Data entries:

════

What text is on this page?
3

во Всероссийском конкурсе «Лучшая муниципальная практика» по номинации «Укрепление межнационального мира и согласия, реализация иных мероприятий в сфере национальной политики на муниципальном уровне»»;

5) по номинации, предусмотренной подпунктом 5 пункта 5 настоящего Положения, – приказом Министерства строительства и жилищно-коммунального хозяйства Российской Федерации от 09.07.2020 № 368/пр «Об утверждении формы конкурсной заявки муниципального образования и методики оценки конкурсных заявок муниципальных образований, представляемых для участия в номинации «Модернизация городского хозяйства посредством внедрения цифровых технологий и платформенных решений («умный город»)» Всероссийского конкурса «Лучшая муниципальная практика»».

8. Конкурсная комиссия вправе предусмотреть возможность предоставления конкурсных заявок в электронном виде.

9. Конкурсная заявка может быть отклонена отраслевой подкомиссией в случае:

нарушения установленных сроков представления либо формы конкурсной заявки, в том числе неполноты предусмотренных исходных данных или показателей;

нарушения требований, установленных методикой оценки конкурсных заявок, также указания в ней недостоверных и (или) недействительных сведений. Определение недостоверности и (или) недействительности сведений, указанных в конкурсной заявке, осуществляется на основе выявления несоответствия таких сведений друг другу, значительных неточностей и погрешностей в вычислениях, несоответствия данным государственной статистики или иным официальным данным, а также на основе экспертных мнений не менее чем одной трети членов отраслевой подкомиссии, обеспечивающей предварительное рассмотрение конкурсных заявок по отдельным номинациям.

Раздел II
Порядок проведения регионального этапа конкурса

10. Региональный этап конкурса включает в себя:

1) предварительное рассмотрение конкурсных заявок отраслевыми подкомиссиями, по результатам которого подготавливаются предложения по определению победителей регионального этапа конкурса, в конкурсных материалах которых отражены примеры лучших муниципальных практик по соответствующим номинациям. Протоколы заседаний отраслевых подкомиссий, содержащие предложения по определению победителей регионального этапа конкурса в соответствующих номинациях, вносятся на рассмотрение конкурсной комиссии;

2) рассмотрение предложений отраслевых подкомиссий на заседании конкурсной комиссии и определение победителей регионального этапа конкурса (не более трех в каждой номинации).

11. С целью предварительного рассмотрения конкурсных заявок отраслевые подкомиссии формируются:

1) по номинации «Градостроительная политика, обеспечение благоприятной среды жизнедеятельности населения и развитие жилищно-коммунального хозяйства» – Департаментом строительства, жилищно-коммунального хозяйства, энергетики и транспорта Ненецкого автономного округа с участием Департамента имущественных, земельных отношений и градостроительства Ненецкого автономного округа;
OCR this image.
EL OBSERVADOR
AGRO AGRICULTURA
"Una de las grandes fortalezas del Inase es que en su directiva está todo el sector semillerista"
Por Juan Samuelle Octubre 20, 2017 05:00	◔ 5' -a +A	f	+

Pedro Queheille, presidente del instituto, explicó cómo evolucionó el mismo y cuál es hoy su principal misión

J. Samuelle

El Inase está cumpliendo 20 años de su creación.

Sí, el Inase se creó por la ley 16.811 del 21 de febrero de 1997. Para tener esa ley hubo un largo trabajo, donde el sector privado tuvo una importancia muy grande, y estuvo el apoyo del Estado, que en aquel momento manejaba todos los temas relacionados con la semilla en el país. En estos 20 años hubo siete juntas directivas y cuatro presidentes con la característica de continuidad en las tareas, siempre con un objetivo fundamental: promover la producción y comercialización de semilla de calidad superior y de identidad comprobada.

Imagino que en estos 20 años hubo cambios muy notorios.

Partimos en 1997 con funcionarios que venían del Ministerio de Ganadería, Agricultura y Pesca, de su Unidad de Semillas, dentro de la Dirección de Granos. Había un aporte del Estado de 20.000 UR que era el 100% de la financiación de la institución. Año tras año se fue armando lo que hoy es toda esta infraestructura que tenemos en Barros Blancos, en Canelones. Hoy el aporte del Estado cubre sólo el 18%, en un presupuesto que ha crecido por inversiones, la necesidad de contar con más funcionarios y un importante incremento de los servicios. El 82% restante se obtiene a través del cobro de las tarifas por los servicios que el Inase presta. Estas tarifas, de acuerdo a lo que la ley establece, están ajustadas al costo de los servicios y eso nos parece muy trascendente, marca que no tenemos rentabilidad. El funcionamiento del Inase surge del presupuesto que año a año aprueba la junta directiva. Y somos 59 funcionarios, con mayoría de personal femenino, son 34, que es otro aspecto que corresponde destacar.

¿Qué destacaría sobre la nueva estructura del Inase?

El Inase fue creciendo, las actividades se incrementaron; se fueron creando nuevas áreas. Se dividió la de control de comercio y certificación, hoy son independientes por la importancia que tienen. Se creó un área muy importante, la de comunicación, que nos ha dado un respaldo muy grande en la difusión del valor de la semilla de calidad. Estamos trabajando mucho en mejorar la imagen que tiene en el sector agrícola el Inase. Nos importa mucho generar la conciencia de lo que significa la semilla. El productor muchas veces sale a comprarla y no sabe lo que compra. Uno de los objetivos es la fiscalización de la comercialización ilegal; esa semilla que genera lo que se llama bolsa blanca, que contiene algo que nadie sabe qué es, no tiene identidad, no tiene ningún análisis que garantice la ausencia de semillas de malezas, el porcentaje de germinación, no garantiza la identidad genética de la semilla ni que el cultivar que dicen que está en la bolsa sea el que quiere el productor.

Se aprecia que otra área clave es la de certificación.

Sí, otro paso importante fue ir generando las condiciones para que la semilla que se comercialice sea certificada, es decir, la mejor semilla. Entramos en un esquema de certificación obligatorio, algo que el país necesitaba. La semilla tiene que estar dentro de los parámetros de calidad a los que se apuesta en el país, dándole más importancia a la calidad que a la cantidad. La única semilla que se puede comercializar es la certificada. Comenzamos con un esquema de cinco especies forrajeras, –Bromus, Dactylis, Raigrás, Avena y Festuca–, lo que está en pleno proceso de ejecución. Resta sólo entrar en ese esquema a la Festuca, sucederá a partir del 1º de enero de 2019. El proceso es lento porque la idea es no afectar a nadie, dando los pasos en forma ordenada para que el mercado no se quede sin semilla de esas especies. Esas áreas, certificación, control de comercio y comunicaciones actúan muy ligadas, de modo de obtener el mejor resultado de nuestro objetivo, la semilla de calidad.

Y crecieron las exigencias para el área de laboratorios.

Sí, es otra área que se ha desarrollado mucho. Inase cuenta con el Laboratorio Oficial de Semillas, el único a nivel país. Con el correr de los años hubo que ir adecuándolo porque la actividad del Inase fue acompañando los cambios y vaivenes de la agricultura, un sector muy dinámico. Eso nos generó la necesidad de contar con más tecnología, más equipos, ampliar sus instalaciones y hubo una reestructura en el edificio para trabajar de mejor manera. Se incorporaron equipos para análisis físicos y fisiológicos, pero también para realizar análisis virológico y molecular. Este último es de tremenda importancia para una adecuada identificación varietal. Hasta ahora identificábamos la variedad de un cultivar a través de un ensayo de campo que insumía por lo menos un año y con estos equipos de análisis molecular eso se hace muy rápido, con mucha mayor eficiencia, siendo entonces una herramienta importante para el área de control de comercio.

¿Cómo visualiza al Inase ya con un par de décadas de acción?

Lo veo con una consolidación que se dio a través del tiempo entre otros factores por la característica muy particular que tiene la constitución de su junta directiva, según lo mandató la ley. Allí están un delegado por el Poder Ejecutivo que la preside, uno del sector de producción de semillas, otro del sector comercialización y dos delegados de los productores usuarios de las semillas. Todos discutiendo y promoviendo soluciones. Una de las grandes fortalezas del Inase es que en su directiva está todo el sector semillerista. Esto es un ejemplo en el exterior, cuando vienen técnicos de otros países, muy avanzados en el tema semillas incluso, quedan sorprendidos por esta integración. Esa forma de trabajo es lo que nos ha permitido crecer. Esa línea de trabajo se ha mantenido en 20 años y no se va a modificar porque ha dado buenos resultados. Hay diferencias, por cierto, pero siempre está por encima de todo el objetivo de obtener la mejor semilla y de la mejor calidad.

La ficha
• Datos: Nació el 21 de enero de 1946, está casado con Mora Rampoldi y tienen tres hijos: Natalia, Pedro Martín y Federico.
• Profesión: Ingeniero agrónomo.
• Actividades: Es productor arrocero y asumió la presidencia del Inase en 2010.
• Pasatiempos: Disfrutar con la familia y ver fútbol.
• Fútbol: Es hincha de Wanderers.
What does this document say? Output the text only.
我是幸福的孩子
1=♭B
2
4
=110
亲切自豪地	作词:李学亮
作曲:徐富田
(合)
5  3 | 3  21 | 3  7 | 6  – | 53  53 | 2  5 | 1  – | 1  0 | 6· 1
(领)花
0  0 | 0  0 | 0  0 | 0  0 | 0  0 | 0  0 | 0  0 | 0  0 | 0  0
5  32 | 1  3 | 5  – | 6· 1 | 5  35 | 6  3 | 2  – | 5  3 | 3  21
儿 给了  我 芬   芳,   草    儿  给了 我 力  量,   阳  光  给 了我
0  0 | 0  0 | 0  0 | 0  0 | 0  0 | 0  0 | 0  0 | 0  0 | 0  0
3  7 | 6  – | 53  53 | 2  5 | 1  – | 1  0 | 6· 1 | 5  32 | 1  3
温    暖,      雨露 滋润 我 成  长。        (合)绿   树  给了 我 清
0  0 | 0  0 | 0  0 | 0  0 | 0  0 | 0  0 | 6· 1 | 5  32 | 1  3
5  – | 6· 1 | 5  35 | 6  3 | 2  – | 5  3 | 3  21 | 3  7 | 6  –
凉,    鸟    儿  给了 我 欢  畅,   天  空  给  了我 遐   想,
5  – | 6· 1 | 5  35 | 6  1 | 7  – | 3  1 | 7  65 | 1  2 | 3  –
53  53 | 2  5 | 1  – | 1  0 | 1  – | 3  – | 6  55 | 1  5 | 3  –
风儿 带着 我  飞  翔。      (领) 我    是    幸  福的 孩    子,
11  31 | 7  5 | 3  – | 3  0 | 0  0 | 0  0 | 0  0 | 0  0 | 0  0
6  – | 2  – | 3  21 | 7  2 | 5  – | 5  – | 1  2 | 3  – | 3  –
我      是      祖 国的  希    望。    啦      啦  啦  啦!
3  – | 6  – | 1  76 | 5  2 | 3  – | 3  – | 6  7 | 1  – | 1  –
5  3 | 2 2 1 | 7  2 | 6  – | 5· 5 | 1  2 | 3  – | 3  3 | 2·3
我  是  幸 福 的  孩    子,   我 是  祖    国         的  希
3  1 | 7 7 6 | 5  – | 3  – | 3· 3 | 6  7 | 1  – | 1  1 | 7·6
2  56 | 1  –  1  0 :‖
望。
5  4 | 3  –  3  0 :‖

════

What to work on: Only lines with the string "заявки" belong in your answer; copy each one.

The response:
5) по номинации, предусмотренной подпунктом 5 пункта 5 настоящего Положения, – приказом Министерства строительства и жилищно-коммунального хозяйства Российской Федерации от 09.07.2020 № 368/пр «Об утверждении формы конкурсной заявки муниципального образования и методики оценки конкурсных заявок муниципальных образований, представляемых для участия в номинации «Модернизация городского хозяйства посредством внедрения цифровых технологий и платформенных решений («умный город»)» Всероссийского конкурса «Лучшая муниципальная практика»».
нарушения установленных сроков представления либо формы конкурсной заявки, в том числе неполноты предусмотренных исходных данных или показателей;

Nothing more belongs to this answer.